**WHAT IS BEING ASKED**
Copy all of the material below exactly.

— START —

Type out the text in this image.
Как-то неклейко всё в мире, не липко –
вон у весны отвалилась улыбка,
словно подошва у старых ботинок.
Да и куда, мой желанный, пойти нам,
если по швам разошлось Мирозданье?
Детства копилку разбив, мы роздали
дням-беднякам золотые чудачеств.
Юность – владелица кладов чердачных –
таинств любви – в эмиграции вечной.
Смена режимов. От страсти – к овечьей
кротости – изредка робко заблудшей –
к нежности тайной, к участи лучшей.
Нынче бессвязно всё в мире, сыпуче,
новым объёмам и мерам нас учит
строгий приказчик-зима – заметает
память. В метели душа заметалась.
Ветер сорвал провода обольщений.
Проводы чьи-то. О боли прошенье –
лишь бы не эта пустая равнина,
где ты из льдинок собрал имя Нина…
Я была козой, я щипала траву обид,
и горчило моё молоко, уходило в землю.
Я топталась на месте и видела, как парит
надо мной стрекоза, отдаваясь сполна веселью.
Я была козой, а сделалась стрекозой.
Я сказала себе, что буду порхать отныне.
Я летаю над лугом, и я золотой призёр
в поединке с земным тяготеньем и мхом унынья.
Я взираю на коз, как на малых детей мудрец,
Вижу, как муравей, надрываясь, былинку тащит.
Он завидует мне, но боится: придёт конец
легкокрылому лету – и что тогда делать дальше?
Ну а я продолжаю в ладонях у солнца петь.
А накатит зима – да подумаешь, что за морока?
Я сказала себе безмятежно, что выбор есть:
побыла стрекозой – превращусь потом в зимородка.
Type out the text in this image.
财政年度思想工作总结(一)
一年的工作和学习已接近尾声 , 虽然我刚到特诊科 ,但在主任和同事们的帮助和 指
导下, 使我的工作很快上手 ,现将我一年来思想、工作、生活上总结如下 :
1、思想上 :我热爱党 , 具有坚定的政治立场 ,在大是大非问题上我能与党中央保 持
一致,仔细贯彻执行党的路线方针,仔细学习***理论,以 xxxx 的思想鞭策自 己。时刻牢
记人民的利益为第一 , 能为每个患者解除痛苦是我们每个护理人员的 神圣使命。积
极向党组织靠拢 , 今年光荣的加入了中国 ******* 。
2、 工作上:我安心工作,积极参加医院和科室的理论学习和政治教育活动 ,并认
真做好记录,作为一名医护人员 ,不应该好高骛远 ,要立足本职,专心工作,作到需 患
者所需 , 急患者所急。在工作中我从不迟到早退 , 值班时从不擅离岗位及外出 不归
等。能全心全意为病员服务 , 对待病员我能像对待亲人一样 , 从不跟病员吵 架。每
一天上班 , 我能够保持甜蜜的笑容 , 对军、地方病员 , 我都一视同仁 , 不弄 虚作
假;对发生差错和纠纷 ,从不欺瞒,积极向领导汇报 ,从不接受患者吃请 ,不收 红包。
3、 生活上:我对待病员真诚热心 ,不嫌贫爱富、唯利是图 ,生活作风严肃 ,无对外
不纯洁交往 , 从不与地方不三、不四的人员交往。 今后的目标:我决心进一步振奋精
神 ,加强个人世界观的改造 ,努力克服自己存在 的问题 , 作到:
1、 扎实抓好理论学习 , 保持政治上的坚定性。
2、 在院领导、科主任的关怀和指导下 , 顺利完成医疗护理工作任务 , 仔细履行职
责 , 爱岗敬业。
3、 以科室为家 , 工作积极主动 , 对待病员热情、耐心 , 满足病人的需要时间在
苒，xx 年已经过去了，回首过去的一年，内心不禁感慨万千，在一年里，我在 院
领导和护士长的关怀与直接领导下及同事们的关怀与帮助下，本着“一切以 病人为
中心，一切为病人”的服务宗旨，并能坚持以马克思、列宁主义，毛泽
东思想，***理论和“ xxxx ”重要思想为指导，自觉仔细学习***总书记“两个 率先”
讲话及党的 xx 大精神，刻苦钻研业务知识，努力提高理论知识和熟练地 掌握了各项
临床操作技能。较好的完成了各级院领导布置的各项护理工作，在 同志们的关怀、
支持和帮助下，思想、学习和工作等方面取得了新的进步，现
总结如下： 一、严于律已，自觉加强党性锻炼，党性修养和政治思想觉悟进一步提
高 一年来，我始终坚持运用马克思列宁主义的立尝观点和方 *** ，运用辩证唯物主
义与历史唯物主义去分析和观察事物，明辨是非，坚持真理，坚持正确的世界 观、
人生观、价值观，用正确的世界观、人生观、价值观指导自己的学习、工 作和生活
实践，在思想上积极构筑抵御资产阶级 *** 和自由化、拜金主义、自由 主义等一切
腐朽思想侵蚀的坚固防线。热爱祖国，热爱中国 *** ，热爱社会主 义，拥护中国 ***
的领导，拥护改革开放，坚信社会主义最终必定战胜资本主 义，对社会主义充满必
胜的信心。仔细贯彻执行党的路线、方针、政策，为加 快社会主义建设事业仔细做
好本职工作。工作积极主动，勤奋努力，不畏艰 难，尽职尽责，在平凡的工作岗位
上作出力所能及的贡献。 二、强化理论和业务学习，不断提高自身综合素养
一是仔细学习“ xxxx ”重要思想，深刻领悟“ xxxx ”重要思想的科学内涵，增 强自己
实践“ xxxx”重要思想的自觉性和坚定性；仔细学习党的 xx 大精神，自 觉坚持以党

— END —

**WRITTEN REPLY**
Type out the text in this image.
Как-то неклейко всё в мире, не липко –
вон у весны отвалилась улыбка,
словно подошва у старых ботинок.
Да и куда, мой желанный, пойти нам,
если по швам разошлось Мирозданье?
Детства копилку разбив, мы роздали
дням-беднякам золотые чудачеств.
Юность – владелица кладов чердачных –
таинств любви – в эмиграции вечной.
Смена режимов. От страсти – к овечьей
кротости – изредка робко заблудшей –
к нежности тайной, к участи лучшей.
Нынче бессвязно всё в мире, сыпуче,
новым объёмам и мерам нас учит
строгий приказчик-зима – заметает
память. В метели душа заметалась.
Ветер сорвал провода обольщений.
Проводы чьи-то. О боли прошенье –
лишь бы не эта пустая равнина,
где ты из льдинок собрал имя Нина…
Я была козой, я щипала траву обид,
и горчило моё молоко, уходило в землю.
Я топталась на месте и видела, как парит
надо мной стрекоза, отдаваясь сполна веселью.
Я была козой, а сделалась стрекозой.
Я сказала себе, что буду порхать отныне.
Я летаю над лугом, и я золотой призёр
в поединке с земным тяготеньем и мхом унынья.
Я взираю на коз, как на малых детей мудрец,
Вижу, как муравей, надрываясь, былинку тащит.
Он завидует мне, но боится: придёт конец
легкокрылому лету – и что тогда делать дальше?
Ну а я продолжаю в ладонях у солнца петь.
А накатит зима – да подумаешь, что за морока?
Я сказала себе безмятежно, что выбор есть:
побыла стрекозой – превращусь потом в зимородка.
Type out the text in this image.
财政年度思想工作总结(一)
一年的工作和学习已接近尾声 , 虽然我刚到特诊科 ,但在主任和同事们的帮助和 指
导下, 使我的工作很快上手 ,现将我一年来思想、工作、生活上总结如下 :
1、思想上 :我热爱党 , 具有坚定的政治立场 ,在大是大非问题上我能与党中央保 持
一致,仔细贯彻执行党的路线方针,仔细学习***理论,以 xxxx 的思想鞭策自 己。时刻牢
记人民的利益为第一 , 能为每个患者解除痛苦是我们每个护理人员的 神圣使命。积
极向党组织靠拢 , 今年光荣的加入了中国 ******* 。
2、 工作上:我安心工作,积极参加医院和科室的理论学习和政治教育活动 ,并认
真做好记录,作为一名医护人员 ,不应该好高骛远 ,要立足本职,专心工作,作到需 患
者所需 , 急患者所急。在工作中我从不迟到早退 , 值班时从不擅离岗位及外出 不归
等。能全心全意为病员服务 , 对待病员我能像对待亲人一样 , 从不跟病员吵 架。每
一天上班 , 我能够保持甜蜜的笑容 , 对军、地方病员 , 我都一视同仁 , 不弄 虚作
假;对发生差错和纠纷 ,从不欺瞒,积极向领导汇报 ,从不接受患者吃请 ,不收 红包。
3、 生活上:我对待病员真诚热心 ,不嫌贫爱富、唯利是图 ,生活作风严肃 ,无对外
不纯洁交往 , 从不与地方不三、不四的人员交往。 今后的目标:我决心进一步振奋精
神 ,加强个人世界观的改造 ,努力克服自己存在 的问题 , 作到:
1、 扎实抓好理论学习 , 保持政治上的坚定性。
2、 在院领导、科主任的关怀和指导下 , 顺利完成医疗护理工作任务 , 仔细履行职
责 , 爱岗敬业。
3、 以科室为家 , 工作积极主动 , 对待病员热情、耐心 , 满足病人的需要时间在
苒，xx 年已经过去了，回首过去的一年，内心不禁感慨万千，在一年里，我在 院
领导和护士长的关怀与直接领导下及同事们的关怀与帮助下，本着“一切以 病人为
中心，一切为病人”的服务宗旨，并能坚持以马克思、列宁主义，毛泽
东思想，***理论和“ xxxx ”重要思想为指导，自觉仔细学习***总书记“两个 率先”
讲话及党的 xx 大精神，刻苦钻研业务知识，努力提高理论知识和熟练地 掌握了各项
临床操作技能。较好的完成了各级院领导布置的各项护理工作，在 同志们的关怀、
支持和帮助下，思想、学习和工作等方面取得了新的进步，现
总结如下： 一、严于律已，自觉加强党性锻炼，党性修养和政治思想觉悟进一步提
高 一年来，我始终坚持运用马克思列宁主义的立尝观点和方 *** ，运用辩证唯物主
义与历史唯物主义去分析和观察事物，明辨是非，坚持真理，坚持正确的世界 观、
人生观、价值观，用正确的世界观、人生观、价值观指导自己的学习、工 作和生活
实践，在思想上积极构筑抵御资产阶级 *** 和自由化、拜金主义、自由 主义等一切
腐朽思想侵蚀的坚固防线。热爱祖国，热爱中国 *** ，热爱社会主 义，拥护中国 ***
的领导，拥护改革开放，坚信社会主义最终必定战胜资本主 义，对社会主义充满必
胜的信心。仔细贯彻执行党的路线、方针、政策，为加 快社会主义建设事业仔细做
好本职工作。工作积极主动，勤奋努力，不畏艰 难，尽职尽责，在平凡的工作岗位
上作出力所能及的贡献。 二、强化理论和业务学习，不断提高自身综合素养
一是仔细学习“ xxxx ”重要思想，深刻领悟“ xxxx ”重要思想的科学内涵，增 强自己
实践“ xxxx”重要思想的自觉性和坚定性；仔细学习党的 xx 大精神，自 觉坚持以党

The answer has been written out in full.